* _Exercise prompt_
Your answer should be a single number: how many lines in the data below hold the string "outlook".

%%

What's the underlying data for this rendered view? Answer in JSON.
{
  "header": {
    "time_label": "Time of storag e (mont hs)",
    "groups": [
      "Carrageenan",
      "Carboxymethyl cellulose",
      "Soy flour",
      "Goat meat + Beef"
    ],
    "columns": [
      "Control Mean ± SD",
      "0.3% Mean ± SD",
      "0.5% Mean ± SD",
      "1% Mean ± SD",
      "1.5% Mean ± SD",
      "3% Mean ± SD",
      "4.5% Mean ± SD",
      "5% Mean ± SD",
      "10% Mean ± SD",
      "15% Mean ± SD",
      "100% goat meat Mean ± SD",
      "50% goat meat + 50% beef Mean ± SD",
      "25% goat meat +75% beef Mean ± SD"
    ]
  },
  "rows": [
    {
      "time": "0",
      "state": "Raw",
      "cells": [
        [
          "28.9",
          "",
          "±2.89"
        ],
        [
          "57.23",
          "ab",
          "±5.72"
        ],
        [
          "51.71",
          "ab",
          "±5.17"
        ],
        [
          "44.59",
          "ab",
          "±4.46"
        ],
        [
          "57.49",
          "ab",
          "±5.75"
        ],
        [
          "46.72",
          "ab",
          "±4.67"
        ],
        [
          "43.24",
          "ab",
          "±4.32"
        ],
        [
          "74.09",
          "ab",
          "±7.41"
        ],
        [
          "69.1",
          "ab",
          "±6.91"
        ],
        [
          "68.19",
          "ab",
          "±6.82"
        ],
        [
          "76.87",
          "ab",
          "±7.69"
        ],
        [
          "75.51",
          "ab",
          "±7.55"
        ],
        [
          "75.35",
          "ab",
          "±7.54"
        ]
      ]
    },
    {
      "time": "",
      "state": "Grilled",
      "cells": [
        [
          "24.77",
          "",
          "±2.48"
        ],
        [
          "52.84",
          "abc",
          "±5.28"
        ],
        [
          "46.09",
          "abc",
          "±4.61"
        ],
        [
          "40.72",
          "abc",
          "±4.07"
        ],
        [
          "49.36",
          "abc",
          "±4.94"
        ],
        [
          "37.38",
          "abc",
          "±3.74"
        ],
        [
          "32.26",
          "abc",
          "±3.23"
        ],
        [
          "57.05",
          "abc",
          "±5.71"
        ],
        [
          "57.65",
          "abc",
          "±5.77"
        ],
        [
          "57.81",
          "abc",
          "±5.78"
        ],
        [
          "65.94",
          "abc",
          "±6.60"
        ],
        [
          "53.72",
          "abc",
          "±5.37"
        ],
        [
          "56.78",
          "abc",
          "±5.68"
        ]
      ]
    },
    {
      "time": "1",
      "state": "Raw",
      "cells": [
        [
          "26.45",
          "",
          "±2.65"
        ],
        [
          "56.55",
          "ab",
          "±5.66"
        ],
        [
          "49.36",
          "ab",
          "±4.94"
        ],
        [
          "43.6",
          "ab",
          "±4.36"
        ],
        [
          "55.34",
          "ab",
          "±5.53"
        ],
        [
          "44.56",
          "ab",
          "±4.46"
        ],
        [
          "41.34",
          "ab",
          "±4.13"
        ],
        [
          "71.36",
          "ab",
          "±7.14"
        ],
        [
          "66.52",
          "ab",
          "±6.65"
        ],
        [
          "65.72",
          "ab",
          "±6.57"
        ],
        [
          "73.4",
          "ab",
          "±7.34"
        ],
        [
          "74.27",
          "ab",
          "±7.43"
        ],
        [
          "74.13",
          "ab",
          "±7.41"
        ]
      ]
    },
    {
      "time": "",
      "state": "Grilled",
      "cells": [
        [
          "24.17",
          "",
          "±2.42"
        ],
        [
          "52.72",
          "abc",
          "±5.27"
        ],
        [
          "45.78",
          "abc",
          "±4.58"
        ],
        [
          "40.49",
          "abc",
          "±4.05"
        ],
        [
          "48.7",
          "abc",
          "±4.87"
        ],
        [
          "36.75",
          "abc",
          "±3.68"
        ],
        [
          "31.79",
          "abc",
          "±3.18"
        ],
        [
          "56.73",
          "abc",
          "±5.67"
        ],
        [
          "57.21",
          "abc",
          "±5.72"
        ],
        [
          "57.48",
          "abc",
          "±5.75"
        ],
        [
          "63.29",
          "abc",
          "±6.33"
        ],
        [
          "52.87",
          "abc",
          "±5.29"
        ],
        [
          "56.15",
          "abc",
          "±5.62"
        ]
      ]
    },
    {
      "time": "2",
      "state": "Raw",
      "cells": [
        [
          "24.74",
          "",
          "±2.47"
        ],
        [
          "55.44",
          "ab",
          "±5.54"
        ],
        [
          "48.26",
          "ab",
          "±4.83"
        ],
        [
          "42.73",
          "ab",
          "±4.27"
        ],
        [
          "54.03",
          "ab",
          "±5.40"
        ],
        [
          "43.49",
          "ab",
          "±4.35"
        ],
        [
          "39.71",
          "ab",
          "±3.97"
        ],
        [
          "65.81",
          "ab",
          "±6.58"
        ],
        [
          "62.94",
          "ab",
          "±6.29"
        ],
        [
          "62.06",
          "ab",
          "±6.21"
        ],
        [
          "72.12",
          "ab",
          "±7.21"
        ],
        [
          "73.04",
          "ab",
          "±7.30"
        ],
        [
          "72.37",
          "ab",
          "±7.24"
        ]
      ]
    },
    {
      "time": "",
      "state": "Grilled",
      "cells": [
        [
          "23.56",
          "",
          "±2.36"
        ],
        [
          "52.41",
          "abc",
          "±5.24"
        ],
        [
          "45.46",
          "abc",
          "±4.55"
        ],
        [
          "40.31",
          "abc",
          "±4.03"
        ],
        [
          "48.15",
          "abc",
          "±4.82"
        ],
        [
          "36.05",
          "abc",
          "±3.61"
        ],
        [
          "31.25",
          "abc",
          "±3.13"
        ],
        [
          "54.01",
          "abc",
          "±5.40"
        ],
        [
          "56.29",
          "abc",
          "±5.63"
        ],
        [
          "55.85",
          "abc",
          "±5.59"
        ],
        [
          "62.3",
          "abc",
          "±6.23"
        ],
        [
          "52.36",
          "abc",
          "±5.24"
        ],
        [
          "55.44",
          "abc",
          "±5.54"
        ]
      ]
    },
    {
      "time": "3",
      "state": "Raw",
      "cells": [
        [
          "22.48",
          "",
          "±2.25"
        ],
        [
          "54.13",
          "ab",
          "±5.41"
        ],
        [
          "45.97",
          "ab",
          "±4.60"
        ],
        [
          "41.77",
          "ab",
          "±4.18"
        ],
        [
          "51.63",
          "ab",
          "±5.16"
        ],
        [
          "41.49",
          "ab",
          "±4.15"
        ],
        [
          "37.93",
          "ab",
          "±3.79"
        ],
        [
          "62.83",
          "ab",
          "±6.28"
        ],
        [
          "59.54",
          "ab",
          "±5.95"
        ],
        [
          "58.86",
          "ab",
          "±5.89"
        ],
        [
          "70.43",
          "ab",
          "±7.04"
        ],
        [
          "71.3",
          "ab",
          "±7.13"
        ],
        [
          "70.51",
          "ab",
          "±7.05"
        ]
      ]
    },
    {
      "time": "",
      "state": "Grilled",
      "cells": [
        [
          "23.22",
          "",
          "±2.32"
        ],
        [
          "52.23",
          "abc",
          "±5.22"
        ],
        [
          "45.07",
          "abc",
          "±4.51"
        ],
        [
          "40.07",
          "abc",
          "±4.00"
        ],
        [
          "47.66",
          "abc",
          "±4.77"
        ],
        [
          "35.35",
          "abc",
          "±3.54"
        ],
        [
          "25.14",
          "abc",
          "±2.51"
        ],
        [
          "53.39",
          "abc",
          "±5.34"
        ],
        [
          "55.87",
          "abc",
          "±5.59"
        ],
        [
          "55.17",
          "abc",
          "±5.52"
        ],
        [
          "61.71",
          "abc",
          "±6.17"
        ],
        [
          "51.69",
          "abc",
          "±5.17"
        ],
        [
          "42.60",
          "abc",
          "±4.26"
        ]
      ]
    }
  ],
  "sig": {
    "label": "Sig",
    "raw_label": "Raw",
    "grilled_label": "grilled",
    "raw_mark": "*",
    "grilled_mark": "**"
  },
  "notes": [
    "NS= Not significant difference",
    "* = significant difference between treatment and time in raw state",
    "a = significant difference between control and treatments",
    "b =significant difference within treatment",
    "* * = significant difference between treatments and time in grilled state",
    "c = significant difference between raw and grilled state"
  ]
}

%%
%%

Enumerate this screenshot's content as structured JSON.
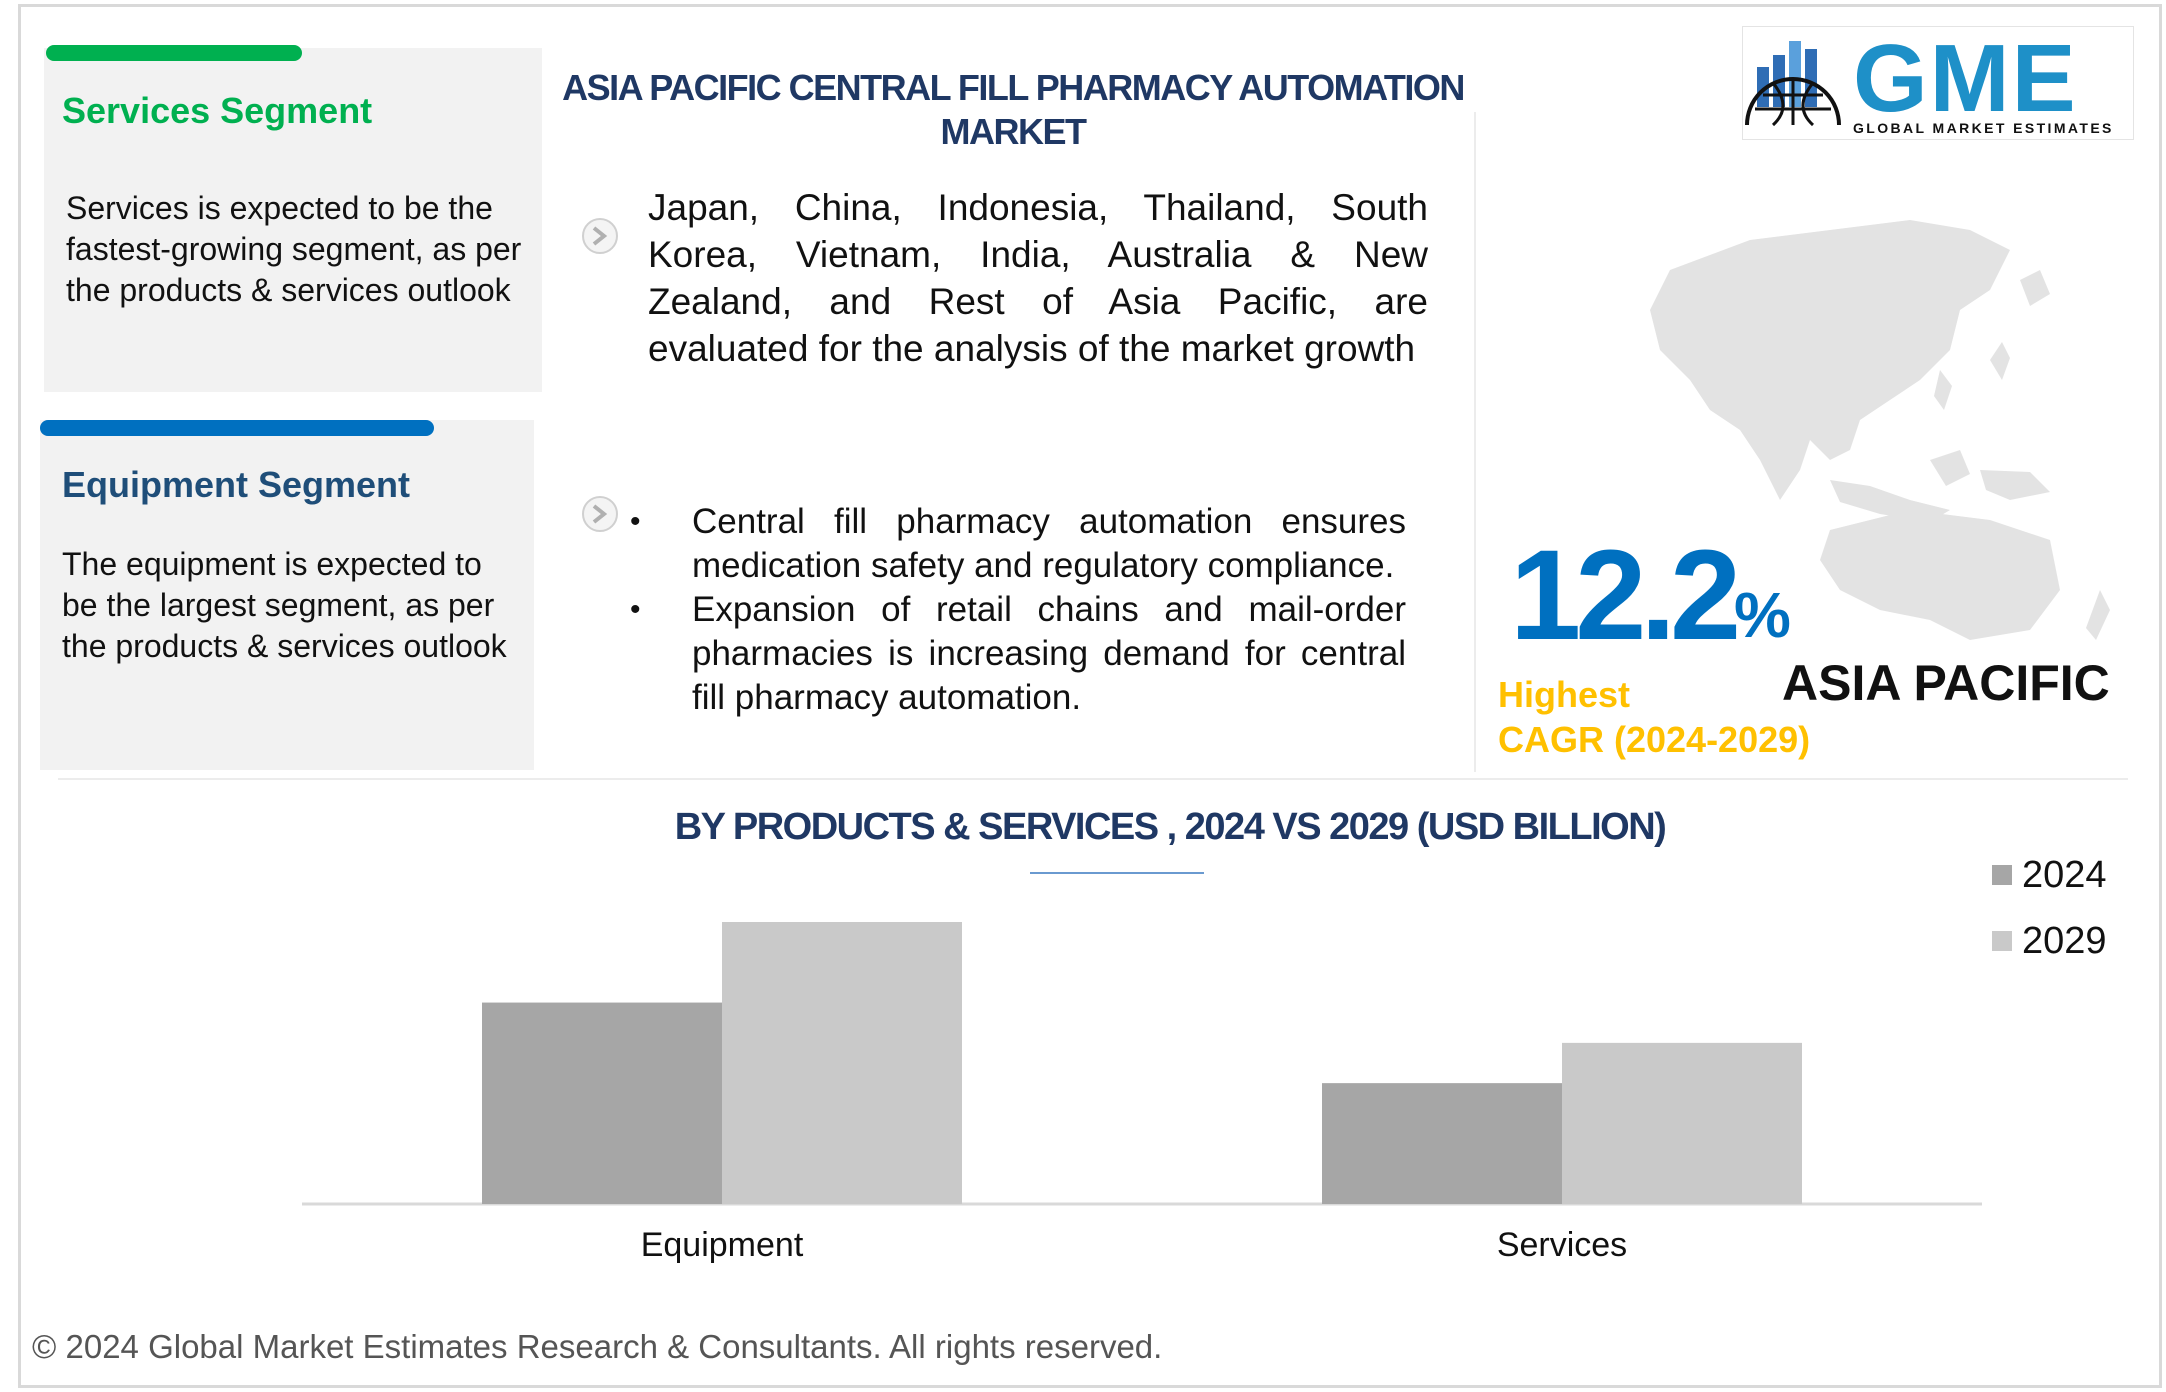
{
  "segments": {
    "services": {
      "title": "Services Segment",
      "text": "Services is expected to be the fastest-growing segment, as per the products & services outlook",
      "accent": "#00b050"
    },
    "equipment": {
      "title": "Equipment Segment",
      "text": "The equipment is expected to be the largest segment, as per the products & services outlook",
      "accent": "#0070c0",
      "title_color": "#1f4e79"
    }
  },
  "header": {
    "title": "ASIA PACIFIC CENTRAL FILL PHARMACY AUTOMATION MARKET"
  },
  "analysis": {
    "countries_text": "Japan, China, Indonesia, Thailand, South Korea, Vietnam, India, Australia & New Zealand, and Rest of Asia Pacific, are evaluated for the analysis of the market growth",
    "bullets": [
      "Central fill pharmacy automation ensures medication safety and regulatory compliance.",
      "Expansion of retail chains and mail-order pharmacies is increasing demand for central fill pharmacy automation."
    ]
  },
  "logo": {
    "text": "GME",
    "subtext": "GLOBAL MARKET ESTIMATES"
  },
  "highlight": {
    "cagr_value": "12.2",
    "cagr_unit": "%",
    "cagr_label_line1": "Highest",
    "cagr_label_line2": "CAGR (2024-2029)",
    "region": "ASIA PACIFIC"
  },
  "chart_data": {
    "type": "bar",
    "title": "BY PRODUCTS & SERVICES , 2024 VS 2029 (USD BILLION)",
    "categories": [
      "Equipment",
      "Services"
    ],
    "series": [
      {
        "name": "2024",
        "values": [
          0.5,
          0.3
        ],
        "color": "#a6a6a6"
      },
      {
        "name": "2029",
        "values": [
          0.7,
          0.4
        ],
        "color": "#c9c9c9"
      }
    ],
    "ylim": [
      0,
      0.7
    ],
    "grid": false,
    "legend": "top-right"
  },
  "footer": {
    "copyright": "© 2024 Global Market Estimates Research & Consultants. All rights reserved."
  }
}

%%
%%

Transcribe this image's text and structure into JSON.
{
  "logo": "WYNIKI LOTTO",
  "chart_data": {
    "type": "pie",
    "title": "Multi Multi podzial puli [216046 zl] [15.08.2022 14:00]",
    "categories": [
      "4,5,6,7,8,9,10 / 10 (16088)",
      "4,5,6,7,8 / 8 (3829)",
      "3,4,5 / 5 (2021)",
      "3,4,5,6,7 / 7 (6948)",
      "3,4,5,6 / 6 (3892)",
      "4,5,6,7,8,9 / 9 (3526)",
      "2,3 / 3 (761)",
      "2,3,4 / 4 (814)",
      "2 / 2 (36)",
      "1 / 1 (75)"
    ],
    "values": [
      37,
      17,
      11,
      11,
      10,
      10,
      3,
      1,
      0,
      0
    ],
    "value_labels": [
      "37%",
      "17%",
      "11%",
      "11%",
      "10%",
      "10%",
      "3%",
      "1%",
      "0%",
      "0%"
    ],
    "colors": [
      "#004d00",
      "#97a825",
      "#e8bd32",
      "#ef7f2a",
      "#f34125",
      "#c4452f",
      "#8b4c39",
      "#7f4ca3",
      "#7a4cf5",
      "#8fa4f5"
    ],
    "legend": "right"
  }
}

%%

* _Worked solution_
2